§ **Extracted entries**
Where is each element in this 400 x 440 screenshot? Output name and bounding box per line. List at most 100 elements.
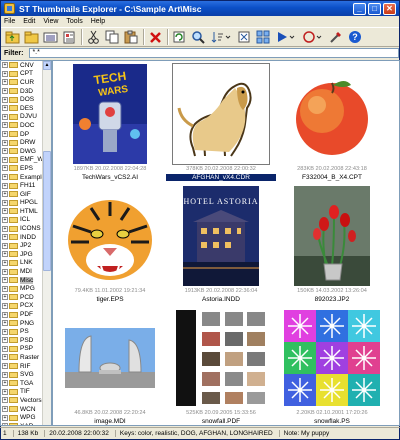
help-icon[interactable]: ? [347,29,363,45]
thumbnail-item[interactable]: TECH WARS 1897KB 20.02.2008 22:04:28 TechWa… [55,63,165,183]
maximize-button[interactable]: □ [368,2,381,15]
thumbnail-filename[interactable]: image.MDI [55,418,165,425]
thumbnail-item[interactable]: 150KB 14.03.2002 13:26:04 892023.JP2 [277,185,387,305]
thumbnail-item[interactable]: HOTEL ASTORIA 1913KB 20.02.2008 22:36:04 A… [166,185,276,305]
minimize-button[interactable]: _ [353,2,366,15]
thumbnail-item[interactable]: 525KB 20.09.2005 15:33:56 snowfall.PDF [166,307,276,425]
expand-icon[interactable]: + [2,79,8,86]
menu-edit[interactable]: Edit [23,18,35,25]
snowflake-grid-image[interactable] [283,307,381,409]
expand-icon[interactable]: + [2,363,8,370]
filter-input[interactable]: *.* [29,48,399,58]
scrollbar-thumb[interactable] [43,151,51,271]
expand-icon[interactable]: + [2,371,8,378]
thumbnail-filename[interactable]: snowfall.PDF [166,418,276,425]
expand-icon[interactable]: + [2,156,8,163]
tiger-image[interactable] [61,185,159,287]
expand-icon[interactable]: + [2,406,8,413]
thumbnail-filename[interactable]: F332004_B_X4.CPT [277,174,387,181]
expand-icon[interactable]: + [2,225,8,232]
refresh-icon[interactable] [171,29,187,45]
expand-icon[interactable]: + [2,88,8,95]
expand-icon[interactable]: + [2,311,8,318]
city-hall-image[interactable] [61,307,159,409]
expand-icon[interactable]: + [2,302,8,309]
sort-dropdown-icon[interactable] [209,29,233,45]
thumbnail-item[interactable]: 46.8KB 20.02.2008 22:20:24 image.MDI [55,307,165,425]
peach-image[interactable] [283,63,381,165]
expand-icon[interactable]: + [2,216,8,223]
expand-icon[interactable]: + [2,328,8,335]
expand-icon[interactable]: + [2,139,8,146]
thumbnail-filename[interactable]: 892023.JP2 [277,296,387,303]
paste-icon[interactable] [123,29,139,45]
expand-icon[interactable]: + [2,354,8,361]
expand-icon[interactable]: + [2,337,8,344]
folder-up-icon[interactable] [4,29,20,45]
expand-icon[interactable]: + [2,345,8,352]
expand-icon[interactable]: + [2,96,8,103]
expand-icon[interactable]: + [2,251,8,258]
tools-icon[interactable] [328,29,344,45]
expand-icon[interactable]: + [2,259,8,266]
thumbnail-item[interactable]: 2.20KB 02.10.2001 17:20:26 snowflak.PS [277,307,387,425]
thumbnail-filename[interactable]: tiger.EPS [55,296,165,303]
folder-tree[interactable]: + CNV + CPT + CUR + D3D + DOS + DES + DJVU + DOC + DP + DRW… [0,60,52,426]
expand-icon[interactable]: + [2,165,8,172]
expand-icon[interactable]: + [2,397,8,404]
folder-tree-icon[interactable] [23,29,39,45]
expand-icon[interactable]: + [2,380,8,387]
expand-icon[interactable]: + [2,174,8,181]
expand-icon[interactable]: + [2,234,8,241]
view-mode-icon[interactable] [255,29,271,45]
expand-icon[interactable]: + [2,131,8,138]
expand-icon[interactable]: + [2,242,8,249]
thumbnail-item[interactable]: 79.4KB 11.01.2002 19:21:34 tiger.EPS [55,185,165,305]
expand-icon[interactable]: + [2,148,8,155]
expand-icon[interactable]: + [2,414,8,421]
expand-icon[interactable]: + [2,294,8,301]
pdf-pages-image[interactable] [172,307,270,409]
delete-icon[interactable] [147,29,163,45]
menu-view[interactable]: View [43,18,58,25]
expand-icon[interactable]: + [2,208,8,215]
red-tulips-image[interactable] [283,185,381,287]
thumbnail-view[interactable]: TECH WARS 1897KB 20.02.2008 22:04:28 TechWa… [52,60,400,426]
afghan-hound-image[interactable] [172,63,270,165]
expand-icon[interactable]: + [2,268,8,275]
view-list-icon[interactable] [42,29,58,45]
rotate-icon[interactable] [301,29,325,45]
thumbnail-filename[interactable]: AFGHAN_vX4.CDR [166,174,276,181]
expand-icon[interactable]: + [2,113,8,120]
hotel-astoria-image[interactable]: HOTEL ASTORIA [172,185,270,287]
thumbnail-filename[interactable]: Astoria.INDD [166,296,276,303]
thumbnail-filename[interactable]: TechWars_vCS2.AI [55,174,165,181]
menu-file[interactable]: File [4,18,15,25]
expand-icon[interactable]: + [2,105,8,112]
fit-thumbnails-icon[interactable] [236,29,252,45]
menu-help[interactable]: Help [91,18,105,25]
expand-icon[interactable]: + [2,277,8,284]
expand-icon[interactable]: + [2,285,8,292]
thumbnail-item[interactable]: 283KB 20.02.2008 22:43:18 F332004_B_X4.CP… [277,63,387,183]
expand-icon[interactable]: + [2,423,8,425]
expand-icon[interactable]: + [2,191,8,198]
expand-icon[interactable]: + [2,122,8,129]
title-bar[interactable]: ST Thumbnails Explorer - C:\Sample Art\M… [1,1,399,16]
search-icon[interactable] [190,29,206,45]
expand-icon[interactable]: + [2,182,8,189]
expand-icon[interactable]: + [2,70,8,77]
expand-icon[interactable]: + [2,320,8,327]
menu-tools[interactable]: Tools [66,18,82,25]
techwars-poster-image[interactable]: TECH WARS [61,63,159,165]
scroll-up-arrow-icon[interactable]: ▲ [43,61,51,70]
slideshow-play-icon[interactable] [274,29,298,45]
expand-icon[interactable]: + [2,388,8,395]
expand-icon[interactable]: + [2,62,8,69]
copy-icon[interactable] [104,29,120,45]
thumbnail-filename[interactable]: snowflak.PS [277,418,387,425]
thumbnail-item[interactable]: 378KB 20.02.2008 22:00:32 AFGHAN_vX4.CDR [166,63,276,183]
properties-icon[interactable] [61,29,77,45]
expand-icon[interactable]: + [2,199,8,206]
cut-icon[interactable] [85,29,101,45]
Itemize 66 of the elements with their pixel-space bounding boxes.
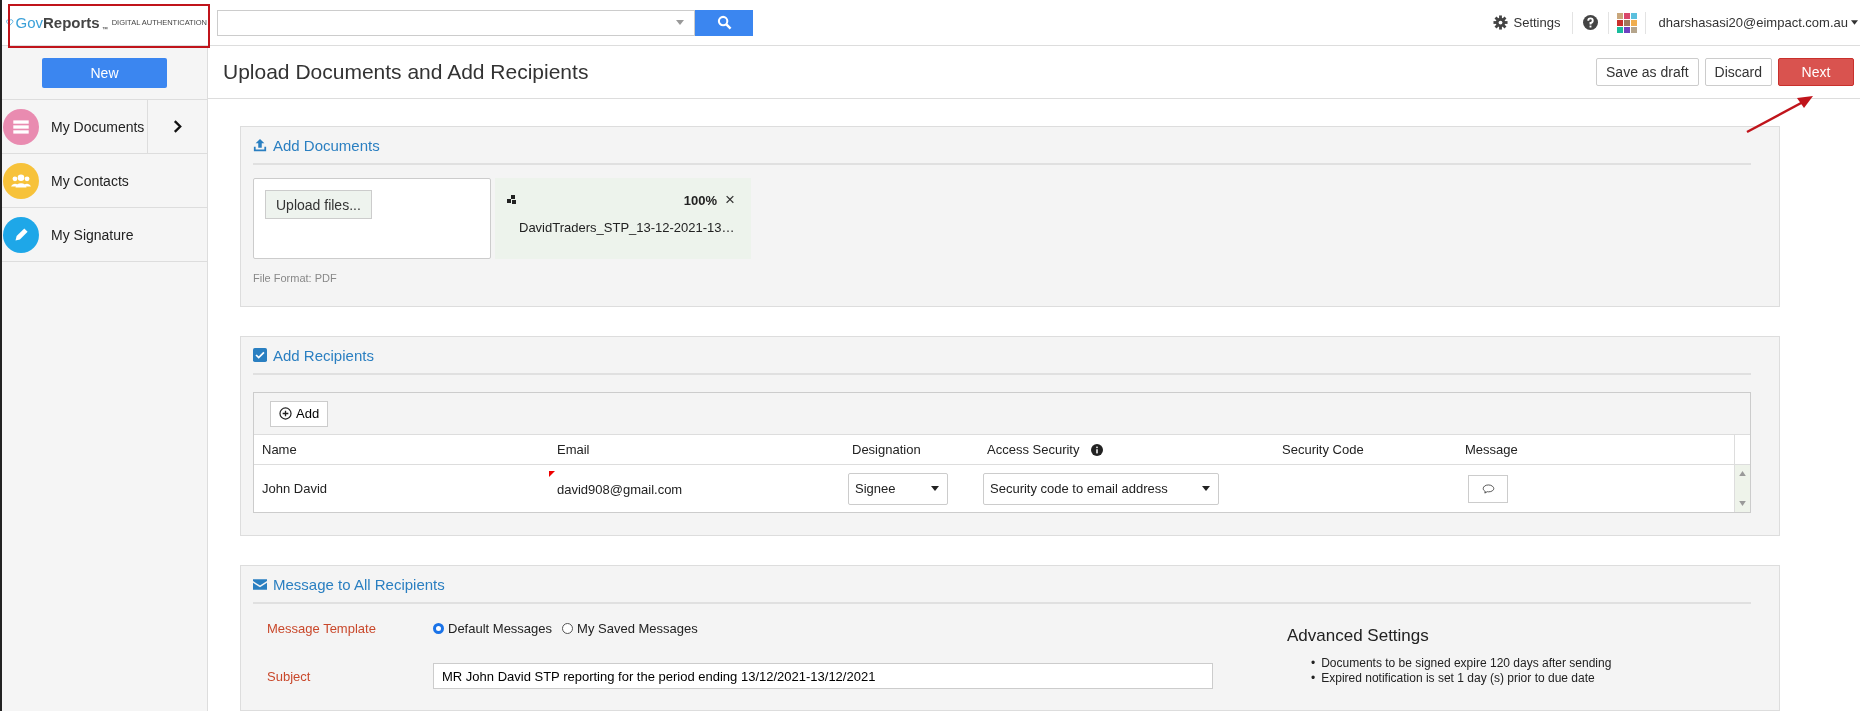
panel-title: Message to All Recipients (273, 575, 445, 593)
search-button[interactable] (695, 9, 753, 36)
search-icon (716, 15, 732, 30)
new-button[interactable]: New (42, 57, 167, 88)
upload-dropzone[interactable]: Upload files... (253, 178, 491, 259)
caret-icon (931, 486, 939, 491)
setting-note: Documents to be signed expire 120 days after sending (1321, 656, 1612, 671)
column-header: Designation (852, 442, 921, 457)
envelope-icon (253, 578, 267, 590)
access-security-select[interactable]: Security code to email address (983, 472, 1219, 505)
sidebar-item-label: My Contacts (51, 172, 130, 189)
search-field[interactable] (217, 9, 695, 36)
user-menu[interactable]: dharshasasi20@eimpact.com.au (1654, 15, 1860, 30)
column-header: Access Security (987, 442, 1080, 457)
message-button[interactable] (1468, 474, 1508, 503)
speech-bubble-icon (1481, 483, 1495, 494)
scrollbar[interactable] (1734, 465, 1750, 512)
add-button[interactable]: Add (270, 400, 329, 427)
remove-button[interactable]: × (717, 190, 735, 210)
radio-option[interactable]: My Saved Messages (562, 620, 698, 636)
help-icon[interactable] (1583, 15, 1599, 30)
caret-icon (676, 20, 684, 25)
file-icon (507, 195, 517, 205)
checkbox-icon (253, 348, 267, 362)
annotation-arrow (1745, 94, 1815, 134)
sidebar-item[interactable]: My Signature (2, 208, 207, 262)
next-button[interactable]: Next (1778, 58, 1854, 86)
table-cell: John David (262, 481, 328, 496)
upload-files-button[interactable]: Upload files... (265, 190, 372, 219)
column-header: Message (1465, 442, 1518, 457)
sidebar-item-label: My Documents (51, 118, 146, 135)
caret-icon (1851, 20, 1858, 25)
bullet: • (1311, 656, 1316, 671)
column-header: Security Code (1282, 442, 1364, 457)
column-header: Name (262, 442, 297, 457)
plus-circle-icon (279, 407, 292, 420)
info-icon (1091, 443, 1104, 456)
apps-grid-icon[interactable] (1617, 12, 1638, 33)
percent-label: 100% (683, 192, 718, 208)
upload-icon (253, 138, 267, 152)
action-button[interactable]: Save as draft (1596, 58, 1699, 86)
setting-note: Expired notification is set 1 day (s) prior to due date (1321, 671, 1595, 686)
panel-title: Add Documents (273, 136, 380, 154)
scroll-up-icon[interactable] (1739, 471, 1746, 476)
page-title: Upload Documents and Add Recipients (223, 60, 590, 84)
table-cell: david908@gmail.com (557, 482, 683, 497)
action-button[interactable]: Discard (1704, 58, 1772, 86)
sidebar-item-label: My Signature (51, 226, 135, 243)
designation-select[interactable]: Signee (848, 472, 948, 505)
scroll-down-icon[interactable] (1739, 501, 1746, 506)
settings-icon (1492, 15, 1508, 30)
bullet: • (1311, 671, 1316, 686)
advanced-settings-title: Advanced Settings (1287, 626, 1430, 646)
field-label: Message Template (267, 620, 377, 636)
subject-field[interactable]: MR John David STP reporting for the period ending 13/12/2021-13/12/2021 (433, 663, 1213, 689)
column-header: Email (557, 442, 590, 457)
sidebar-item[interactable]: My Contacts (2, 154, 207, 208)
panel-title: Add Recipients (273, 346, 374, 364)
field-label: Subject (267, 668, 312, 684)
caret-icon (1202, 486, 1210, 491)
radio-option[interactable]: Default Messages (433, 620, 553, 636)
file-format-note: File Format: PDF (253, 272, 338, 284)
settings-button[interactable]: Settings (1488, 15, 1565, 30)
file-name: DavidTraders_STP_13-12-2021-13… (518, 220, 735, 235)
logo-brand: GovReports (15, 14, 100, 31)
sidebar-item[interactable]: My Documents (2, 100, 207, 154)
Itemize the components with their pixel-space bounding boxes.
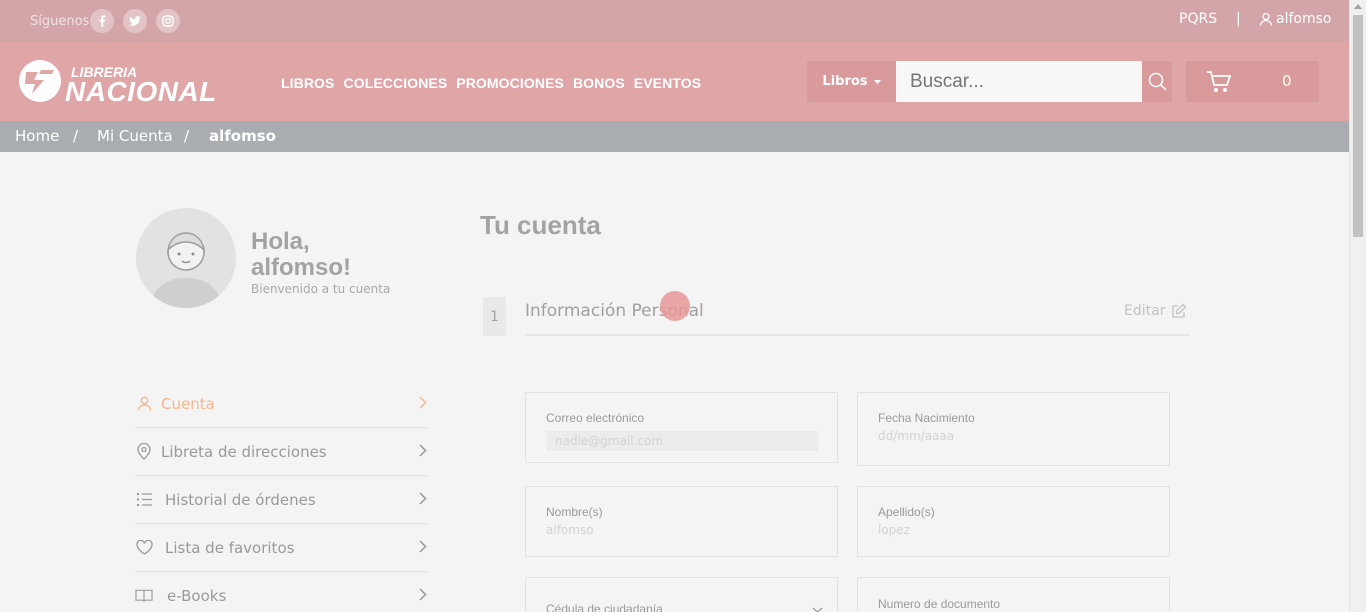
avatar: [136, 208, 236, 308]
email-field[interactable]: Correo electrónico nadie@gmail.com: [525, 392, 838, 463]
location-pin-icon: [135, 443, 153, 461]
sidebar-item-label: Lista de favoritos: [165, 538, 295, 557]
id-type-select[interactable]: Cédula de ciudadanía: [525, 577, 838, 612]
click-indicator: [660, 291, 690, 321]
sidebar-item-label: Cuenta: [161, 394, 215, 413]
edit-button[interactable]: Editar: [1124, 303, 1187, 319]
user-icon: [135, 395, 153, 413]
breadcrumb: Home / Mi Cuenta / alfomso: [0, 121, 1349, 152]
cart-button[interactable]: 0: [1186, 61, 1319, 102]
birthdate-field[interactable]: Fecha Nacimiento dd/mm/aaaa: [857, 392, 1170, 466]
search-button[interactable]: [1142, 61, 1172, 102]
nav-colecciones[interactable]: COLECCIONES: [344, 75, 448, 91]
nav-eventos[interactable]: EVENTOS: [634, 75, 701, 91]
book-icon: [135, 587, 153, 605]
chevron-right-icon: [419, 588, 427, 601]
sidebar-item-account[interactable]: Cuenta: [135, 380, 427, 428]
main-header: LIBRERIA NACIONAL LIBROS COLECCIONES PRO…: [0, 42, 1349, 121]
greeting-line-1: Hola,: [251, 228, 310, 255]
greeting: Hola, alfomso!: [251, 229, 351, 281]
edit-label: Editar: [1124, 303, 1166, 319]
birthdate-label: Fecha Nacimiento: [878, 411, 975, 425]
caret-down-icon: [873, 79, 881, 84]
chevron-right-icon: [419, 492, 427, 505]
last-name-label: Apellido(s): [878, 505, 935, 519]
sidebar-item-label: e-Books: [167, 586, 227, 605]
sidebar-item-label: Historial de órdenes: [165, 490, 316, 509]
id-type-label: Cédula de ciudadanía: [546, 602, 663, 612]
section-divider: [525, 334, 1189, 336]
birthdate-value[interactable]: dd/mm/aaaa: [878, 428, 1150, 444]
chevron-right-icon: [419, 444, 427, 457]
chevron-down-icon: [812, 607, 823, 612]
main-nav: LIBROS COLECCIONES PROMOCIONES BONOS EVE…: [281, 75, 701, 91]
pqrs-link[interactable]: PQRS: [1179, 11, 1217, 27]
sidebar-item-order-history[interactable]: Historial de órdenes: [135, 476, 427, 524]
sidebar-item-label: Libreta de direcciones: [161, 442, 327, 461]
logo[interactable]: LIBRERIA NACIONAL: [14, 60, 216, 107]
instagram-icon[interactable]: [156, 9, 180, 33]
nav-libros[interactable]: LIBROS: [281, 75, 335, 91]
list-icon: [135, 491, 153, 509]
search-category-label: Libros: [822, 74, 868, 89]
user-icon: [1259, 12, 1273, 26]
email-value[interactable]: nadie@gmail.com: [546, 431, 818, 451]
email-label: Correo electrónico: [546, 411, 645, 425]
logo-text-bottom: NACIONAL: [65, 76, 216, 104]
cart-count: 0: [1282, 72, 1292, 90]
breadcrumb-current: alfomso: [209, 127, 276, 145]
separator: |: [1236, 11, 1241, 27]
page-title: Tu cuenta: [480, 210, 601, 240]
greeting-line-2: alfomso!: [251, 254, 352, 281]
welcome-text: Bienvenido a tu cuenta: [251, 282, 391, 296]
search-icon: [1148, 72, 1167, 91]
id-number-field[interactable]: Numero de documento: [857, 577, 1170, 612]
follow-us-label: Síguenos: [30, 14, 90, 29]
first-name-label: Nombre(s): [546, 505, 603, 519]
last-name-field[interactable]: Apellido(s) lopez: [857, 486, 1170, 557]
sidebar-item-wishlist[interactable]: Lista de favoritos: [135, 524, 427, 572]
breadcrumb-my-account[interactable]: Mi Cuenta: [97, 127, 173, 145]
cart-icon: [1207, 71, 1232, 92]
nav-bonos[interactable]: BONOS: [573, 75, 625, 91]
chevron-right-icon: [419, 396, 427, 409]
scroll-up-icon[interactable]: [1354, 4, 1362, 9]
chevron-right-icon: [419, 540, 427, 553]
breadcrumb-home[interactable]: Home: [15, 127, 59, 145]
edit-icon: [1172, 303, 1187, 318]
breadcrumb-separator: /: [184, 127, 190, 145]
breadcrumb-separator: /: [73, 127, 79, 145]
search-category-select[interactable]: Libros: [807, 61, 896, 102]
twitter-icon[interactable]: [123, 9, 147, 33]
sidebar-item-address-book[interactable]: Libreta de direcciones: [135, 428, 427, 476]
id-number-label: Numero de documento: [878, 597, 1001, 611]
facebook-icon[interactable]: [90, 9, 114, 33]
scrollbar-thumb[interactable]: [1353, 15, 1363, 237]
username: alfomso: [1276, 11, 1332, 27]
top-bar: Síguenos PQRS | alfomso: [0, 0, 1349, 42]
first-name-value[interactable]: alfomso: [546, 522, 818, 538]
nav-promociones[interactable]: PROMOCIONES: [456, 75, 564, 91]
user-account-link[interactable]: alfomso: [1259, 11, 1331, 27]
last-name-value[interactable]: lopez: [878, 522, 1150, 538]
page-scrollbar[interactable]: [1349, 0, 1366, 612]
search-input[interactable]: [896, 61, 1142, 102]
sidebar-item-ebooks[interactable]: e-Books: [135, 572, 427, 612]
heart-icon: [135, 539, 153, 557]
section-step-number: 1: [483, 297, 506, 336]
first-name-field[interactable]: Nombre(s) alfomso: [525, 486, 838, 557]
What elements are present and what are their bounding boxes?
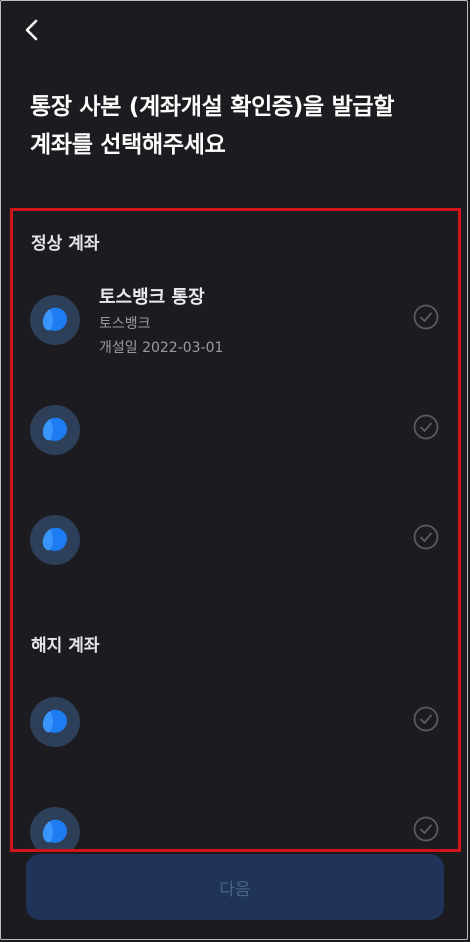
account-name: 토스뱅크 통장 xyxy=(99,287,205,308)
check-circle-icon[interactable] xyxy=(413,414,439,440)
back-button[interactable] xyxy=(18,16,46,44)
account-row[interactable] xyxy=(13,673,458,765)
account-row[interactable] xyxy=(13,783,458,849)
bank-logo-icon xyxy=(30,807,80,849)
bank-logo-icon xyxy=(30,515,80,565)
check-circle-icon[interactable] xyxy=(413,816,439,842)
bank-logo-icon xyxy=(30,405,80,455)
page-title: 통장 사본 (계좌개설 확인증)을 발급할 계좌를 선택해주세요 xyxy=(30,88,450,164)
section-header-closed: 해지 계좌 xyxy=(31,636,100,656)
chevron-left-icon xyxy=(25,19,38,41)
account-row[interactable]: 토스뱅크 통장 토스뱅크 개설일 2022-03-01 xyxy=(13,271,458,363)
check-circle-icon[interactable] xyxy=(413,304,439,330)
section-header-active: 정상 계좌 xyxy=(31,234,100,254)
title-line-2: 계좌를 선택해주세요 xyxy=(30,132,226,158)
account-list-highlight: 정상 계좌 토스뱅크 통장 토스뱅크 개설일 2022-03-01 해지 계좌 xyxy=(10,208,461,852)
next-button[interactable]: 다음 xyxy=(26,854,444,920)
title-line-1: 통장 사본 (계좌개설 확인증)을 발급할 xyxy=(30,94,395,120)
check-circle-icon[interactable] xyxy=(413,524,439,550)
bank-logo-icon xyxy=(30,697,80,747)
account-bank: 토스뱅크 xyxy=(99,316,151,332)
account-row[interactable] xyxy=(13,381,458,473)
account-row[interactable] xyxy=(13,491,458,583)
bank-logo-icon xyxy=(30,295,80,345)
check-circle-icon[interactable] xyxy=(413,706,439,732)
account-opened-date: 개설일 2022-03-01 xyxy=(99,340,224,356)
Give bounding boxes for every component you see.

§ **Instructions to follow**
Retype the material starting with the line that contains "avatar: [136, 208, 236, 308]" and going on through the line that contains "birthdate-field[interactable]: Fecha Nacimiento", both included.

§ **Written reply**
avatar: [136, 208, 236, 308]
email-field[interactable]: Correo electrónico nadie@gmail.com: [525, 392, 838, 463]
location-pin-icon: [135, 443, 153, 461]
sidebar-item-label: Lista de favoritos: [165, 538, 295, 557]
id-type-select[interactable]: Cédula de ciudadanía: [525, 577, 838, 612]
click-indicator: [660, 291, 690, 321]
sidebar-item-label: Cuenta: [161, 394, 215, 413]
edit-button[interactable]: Editar: [1124, 303, 1187, 319]
user-icon: [135, 395, 153, 413]
breadcrumb: Home / Mi Cuenta / alfomso: [0, 121, 1349, 152]
cart-button[interactable]: 0: [1186, 61, 1319, 102]
birthdate-field[interactable]: Fecha Nacimiento dd/mm/aaaa: [857, 392, 1170, 466]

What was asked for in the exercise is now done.